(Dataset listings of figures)
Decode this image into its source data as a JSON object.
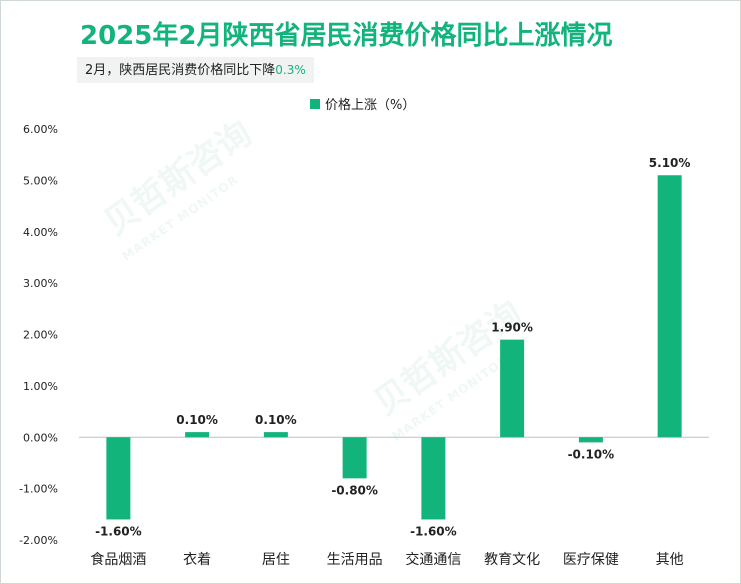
{
  "title": "2025年2月陕西省居民消费价格同比上涨情况",
  "subtitle": {
    "text": "2月，陕西居民消费价格同比下降",
    "highlight": "0.3%"
  },
  "watermark": {
    "cn": "贝哲斯咨询",
    "en": "MARKET MONITOR"
  },
  "colors": {
    "bar": "#12b47c",
    "title": "#12b47c",
    "axis": "#bfbfbf"
  },
  "chart_data": {
    "type": "bar",
    "legend": {
      "label": "价格上涨（%）",
      "position": "top"
    },
    "categories": [
      "食品烟酒",
      "衣着",
      "居住",
      "生活用品",
      "交通通信",
      "教育文化",
      "医疗保健",
      "其他"
    ],
    "values": [
      -1.6,
      0.1,
      0.1,
      -0.8,
      -1.6,
      1.9,
      -0.1,
      5.1
    ],
    "data_labels": [
      "-1.60%",
      "0.10%",
      "0.10%",
      "-0.80%",
      "-1.60%",
      "1.90%",
      "-0.10%",
      "5.10%"
    ],
    "ylim": [
      -2,
      6
    ],
    "yticks": [
      -2,
      -1,
      0,
      1,
      2,
      3,
      4,
      5,
      6
    ],
    "ytick_labels": [
      "-2.00%",
      "-1.00%",
      "0.00%",
      "1.00%",
      "2.00%",
      "3.00%",
      "4.00%",
      "5.00%",
      "6.00%"
    ],
    "grid": false
  }
}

THE PROBLEM: Transcribe the preceding listing in its entirety and with exact wording, leaving out pictures.

RESPONSE TO THE EXERCISE:
Decode this image into its source data as a JSON object.
{
  "title": "2025年2月陕西省居民消费价格同比上涨情况",
  "subtitle": {
    "text": "2月，陕西居民消费价格同比下降",
    "highlight": "0.3%"
  },
  "watermark": {
    "cn": "贝哲斯咨询",
    "en": "MARKET MONITOR"
  },
  "colors": {
    "bar": "#12b47c",
    "title": "#12b47c",
    "axis": "#bfbfbf"
  },
  "chart_data": {
    "type": "bar",
    "legend": {
      "label": "价格上涨（%）",
      "position": "top"
    },
    "categories": [
      "食品烟酒",
      "衣着",
      "居住",
      "生活用品",
      "交通通信",
      "教育文化",
      "医疗保健",
      "其他"
    ],
    "values": [
      -1.6,
      0.1,
      0.1,
      -0.8,
      -1.6,
      1.9,
      -0.1,
      5.1
    ],
    "data_labels": [
      "-1.60%",
      "0.10%",
      "0.10%",
      "-0.80%",
      "-1.60%",
      "1.90%",
      "-0.10%",
      "5.10%"
    ],
    "ylim": [
      -2,
      6
    ],
    "yticks": [
      -2,
      -1,
      0,
      1,
      2,
      3,
      4,
      5,
      6
    ],
    "ytick_labels": [
      "-2.00%",
      "-1.00%",
      "0.00%",
      "1.00%",
      "2.00%",
      "3.00%",
      "4.00%",
      "5.00%",
      "6.00%"
    ],
    "grid": false
  }
}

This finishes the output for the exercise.